■ SOURCE MATERIAL:
—————
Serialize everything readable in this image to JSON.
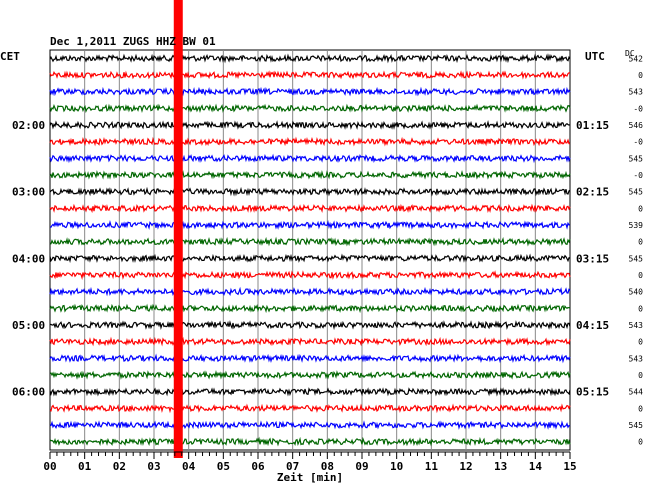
{
  "chart_data": {
    "type": "line",
    "title": "Dec 1,2011   ZUGS HHZ BW 01",
    "left_axis_label": "CET",
    "right_axis_label": "UTC",
    "dc_label": "DC",
    "xlabel": "Zeit [min]",
    "xlim": [
      0,
      15
    ],
    "x_ticks": [
      "00",
      "01",
      "02",
      "03",
      "04",
      "05",
      "06",
      "07",
      "08",
      "09",
      "10",
      "11",
      "12",
      "13",
      "14",
      "15"
    ],
    "traces_per_hour": 4,
    "trace_colors": [
      "#000000",
      "#ff0000",
      "#0000ff",
      "#006600"
    ],
    "left_time_labels": [
      {
        "row": 4,
        "text": "02:00"
      },
      {
        "row": 8,
        "text": "03:00"
      },
      {
        "row": 12,
        "text": "04:00"
      },
      {
        "row": 16,
        "text": "05:00"
      },
      {
        "row": 20,
        "text": "06:00"
      }
    ],
    "right_time_labels": [
      {
        "row": 0,
        "text": "UTC"
      },
      {
        "row": 4,
        "text": "01:15"
      },
      {
        "row": 8,
        "text": "02:15"
      },
      {
        "row": 12,
        "text": "03:15"
      },
      {
        "row": 16,
        "text": "04:15"
      },
      {
        "row": 20,
        "text": "05:15"
      }
    ],
    "dc_values": [
      "542",
      "0",
      "543",
      "-0",
      "546",
      "-0",
      "545",
      "-0",
      "545",
      "0",
      "539",
      "0",
      "545",
      "0",
      "540",
      "0",
      "543",
      "0",
      "543",
      "0",
      "544",
      "0",
      "545",
      "0"
    ],
    "event_marker_minute": 3.7,
    "event_marker_color": "#ff0000"
  }
}
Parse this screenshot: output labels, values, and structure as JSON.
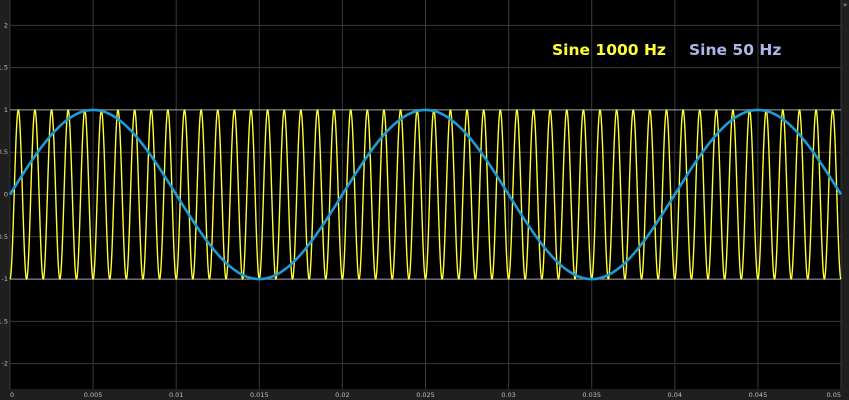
{
  "chart_data": {
    "type": "line",
    "title": "",
    "xlabel": "",
    "ylabel": "",
    "xlim": [
      0,
      0.05
    ],
    "ylim": [
      -2.3,
      2.3
    ],
    "x_ticks": [
      0,
      0.005,
      0.01,
      0.015,
      0.02,
      0.025,
      0.03,
      0.035,
      0.04,
      0.045,
      0.05
    ],
    "x_tick_labels": [
      "0",
      "0.005",
      "0.01",
      "0.015",
      "0.02",
      "0.025",
      "0.03",
      "0.035",
      "0.04",
      "0.045",
      "0.05"
    ],
    "y_ticks": [
      2,
      1.5,
      1,
      0.5,
      0,
      -0.5,
      -1,
      -1.5,
      -2
    ],
    "y_tick_labels": [
      "2",
      "1.5",
      "1",
      "0.5",
      "0",
      "-0.5",
      "-1",
      "-1.5",
      "-2"
    ],
    "grid": true,
    "legend_position": "top-right",
    "legend": [
      "Sine 1000 Hz",
      "Sine 50 Hz"
    ],
    "series": [
      {
        "name": "Sine 1000 Hz",
        "function": "sin",
        "frequency_hz": 1000,
        "amplitude": 1,
        "phase_offset_s": 0.00025,
        "color": "#ffff33"
      },
      {
        "name": "Sine 50 Hz",
        "function": "sin",
        "frequency_hz": 50,
        "amplitude": 1,
        "phase_offset_s": 0,
        "color": "#1e9bd7"
      }
    ]
  },
  "colors": {
    "background": "#000000",
    "frame": "#1f1f1f",
    "grid": "#3a3a3a",
    "ref_line": "#a8a8a8",
    "tick_text": "#bdbdbd"
  },
  "corner_marker": "»",
  "legend_colors": [
    "#ffff33",
    "#a9b8e6"
  ]
}
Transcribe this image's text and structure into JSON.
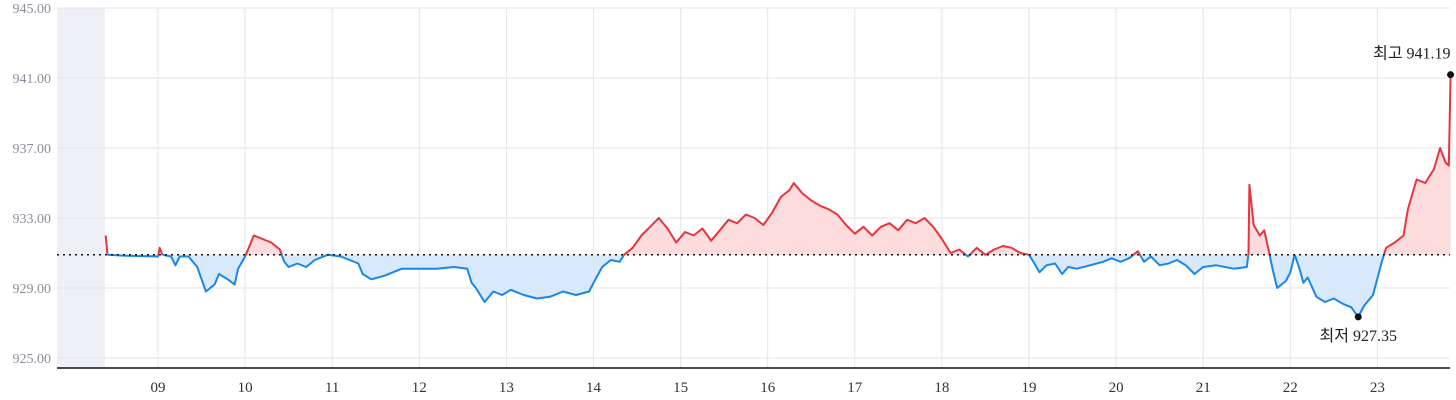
{
  "chart_data": {
    "type": "area",
    "title": "",
    "xlabel": "",
    "ylabel": "",
    "ylim": [
      925.0,
      945.0
    ],
    "yticks": [
      "925.00",
      "929.00",
      "933.00",
      "937.00",
      "941.00",
      "945.00"
    ],
    "xticks": [
      "09",
      "10",
      "11",
      "12",
      "13",
      "14",
      "15",
      "16",
      "17",
      "18",
      "19",
      "20",
      "21",
      "22",
      "23"
    ],
    "baseline": 930.9,
    "grid": true,
    "colors": {
      "up": "#e8343c",
      "down": "#1a86e6",
      "up_fill": "#fcdcdd",
      "down_fill": "#d8e9fb",
      "off_hours": "#eef0f6"
    },
    "series": [
      {
        "values": [
          [
            8.4,
            932.0
          ],
          [
            8.42,
            930.9
          ],
          [
            8.6,
            930.85
          ],
          [
            9.0,
            930.8
          ],
          [
            9.02,
            931.3
          ],
          [
            9.05,
            930.9
          ],
          [
            9.15,
            930.8
          ],
          [
            9.2,
            930.3
          ],
          [
            9.25,
            930.8
          ],
          [
            9.35,
            930.8
          ],
          [
            9.45,
            930.2
          ],
          [
            9.5,
            929.5
          ],
          [
            9.55,
            928.8
          ],
          [
            9.65,
            929.2
          ],
          [
            9.7,
            929.8
          ],
          [
            9.8,
            929.5
          ],
          [
            9.88,
            929.2
          ],
          [
            9.92,
            930.1
          ],
          [
            10.0,
            930.8
          ],
          [
            10.05,
            931.4
          ],
          [
            10.1,
            932.0
          ],
          [
            10.2,
            931.8
          ],
          [
            10.3,
            931.6
          ],
          [
            10.4,
            931.2
          ],
          [
            10.45,
            930.5
          ],
          [
            10.5,
            930.2
          ],
          [
            10.6,
            930.4
          ],
          [
            10.7,
            930.2
          ],
          [
            10.8,
            930.6
          ],
          [
            10.95,
            930.9
          ],
          [
            11.1,
            930.8
          ],
          [
            11.2,
            930.6
          ],
          [
            11.3,
            930.4
          ],
          [
            11.35,
            929.8
          ],
          [
            11.45,
            929.5
          ],
          [
            11.6,
            929.7
          ],
          [
            11.8,
            930.1
          ],
          [
            12.0,
            930.1
          ],
          [
            12.2,
            930.1
          ],
          [
            12.4,
            930.2
          ],
          [
            12.55,
            930.1
          ],
          [
            12.6,
            929.3
          ],
          [
            12.65,
            929.0
          ],
          [
            12.75,
            928.2
          ],
          [
            12.85,
            928.8
          ],
          [
            12.95,
            928.6
          ],
          [
            13.05,
            928.9
          ],
          [
            13.2,
            928.6
          ],
          [
            13.35,
            928.4
          ],
          [
            13.5,
            928.5
          ],
          [
            13.65,
            928.8
          ],
          [
            13.8,
            928.6
          ],
          [
            13.95,
            928.8
          ],
          [
            14.0,
            929.3
          ],
          [
            14.1,
            930.2
          ],
          [
            14.2,
            930.6
          ],
          [
            14.3,
            930.5
          ],
          [
            14.35,
            930.9
          ],
          [
            14.45,
            931.3
          ],
          [
            14.55,
            932.0
          ],
          [
            14.65,
            932.5
          ],
          [
            14.75,
            933.0
          ],
          [
            14.85,
            932.4
          ],
          [
            14.95,
            931.6
          ],
          [
            15.05,
            932.2
          ],
          [
            15.15,
            932.0
          ],
          [
            15.25,
            932.4
          ],
          [
            15.35,
            931.7
          ],
          [
            15.45,
            932.3
          ],
          [
            15.55,
            932.9
          ],
          [
            15.65,
            932.7
          ],
          [
            15.75,
            933.2
          ],
          [
            15.85,
            933.0
          ],
          [
            15.95,
            932.6
          ],
          [
            16.05,
            933.3
          ],
          [
            16.15,
            934.2
          ],
          [
            16.25,
            934.6
          ],
          [
            16.3,
            935.0
          ],
          [
            16.4,
            934.4
          ],
          [
            16.5,
            934.0
          ],
          [
            16.6,
            933.7
          ],
          [
            16.7,
            933.5
          ],
          [
            16.8,
            933.2
          ],
          [
            16.9,
            932.6
          ],
          [
            17.0,
            932.1
          ],
          [
            17.1,
            932.5
          ],
          [
            17.2,
            932.0
          ],
          [
            17.3,
            932.5
          ],
          [
            17.4,
            932.7
          ],
          [
            17.5,
            932.3
          ],
          [
            17.6,
            932.9
          ],
          [
            17.7,
            932.7
          ],
          [
            17.8,
            933.0
          ],
          [
            17.9,
            932.5
          ],
          [
            18.0,
            931.8
          ],
          [
            18.1,
            931.0
          ],
          [
            18.2,
            931.2
          ],
          [
            18.3,
            930.8
          ],
          [
            18.4,
            931.3
          ],
          [
            18.5,
            930.9
          ],
          [
            18.6,
            931.2
          ],
          [
            18.7,
            931.4
          ],
          [
            18.8,
            931.3
          ],
          [
            18.9,
            931.0
          ],
          [
            19.0,
            930.9
          ],
          [
            19.05,
            930.5
          ],
          [
            19.12,
            929.9
          ],
          [
            19.2,
            930.3
          ],
          [
            19.3,
            930.4
          ],
          [
            19.38,
            929.8
          ],
          [
            19.45,
            930.2
          ],
          [
            19.55,
            930.1
          ],
          [
            19.7,
            930.3
          ],
          [
            19.85,
            930.5
          ],
          [
            19.95,
            930.7
          ],
          [
            20.05,
            930.5
          ],
          [
            20.15,
            930.7
          ],
          [
            20.25,
            931.1
          ],
          [
            20.32,
            930.5
          ],
          [
            20.4,
            930.8
          ],
          [
            20.5,
            930.3
          ],
          [
            20.6,
            930.4
          ],
          [
            20.7,
            930.6
          ],
          [
            20.8,
            930.3
          ],
          [
            20.9,
            929.8
          ],
          [
            21.0,
            930.2
          ],
          [
            21.15,
            930.3
          ],
          [
            21.35,
            930.1
          ],
          [
            21.5,
            930.2
          ],
          [
            21.52,
            930.95
          ],
          [
            21.53,
            934.9
          ],
          [
            21.58,
            932.6
          ],
          [
            21.65,
            932.0
          ],
          [
            21.7,
            932.3
          ],
          [
            21.75,
            931.2
          ],
          [
            21.8,
            930.0
          ],
          [
            21.85,
            929.0
          ],
          [
            21.95,
            929.4
          ],
          [
            22.0,
            929.9
          ],
          [
            22.05,
            930.9
          ],
          [
            22.1,
            930.2
          ],
          [
            22.15,
            929.3
          ],
          [
            22.2,
            929.6
          ],
          [
            22.3,
            928.5
          ],
          [
            22.4,
            928.2
          ],
          [
            22.5,
            928.4
          ],
          [
            22.6,
            928.1
          ],
          [
            22.7,
            927.9
          ],
          [
            22.78,
            927.35
          ],
          [
            22.85,
            928.0
          ],
          [
            22.95,
            928.6
          ],
          [
            23.05,
            930.5
          ],
          [
            23.1,
            931.3
          ],
          [
            23.2,
            931.6
          ],
          [
            23.3,
            932.0
          ],
          [
            23.35,
            933.5
          ],
          [
            23.45,
            935.2
          ],
          [
            23.55,
            935.0
          ],
          [
            23.65,
            935.8
          ],
          [
            23.72,
            937.0
          ],
          [
            23.78,
            936.2
          ],
          [
            23.82,
            936.0
          ],
          [
            23.84,
            941.19
          ]
        ]
      }
    ],
    "annotations": {
      "high_label": "최고 941.19",
      "low_label": "최저 927.35",
      "high": {
        "x": 23.84,
        "y": 941.19
      },
      "low": {
        "x": 22.78,
        "y": 927.35
      }
    }
  }
}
—————
■ WHAT YOU SHOULD DO:
Search the lines for the string "this" and copy every line that has it.

■ OUTPUT:
Serialize everything readable in this image to JSON.
Parse this screenshot: output labels, values, and structure as JSON.
Transcribe this image's text and structure into JSON.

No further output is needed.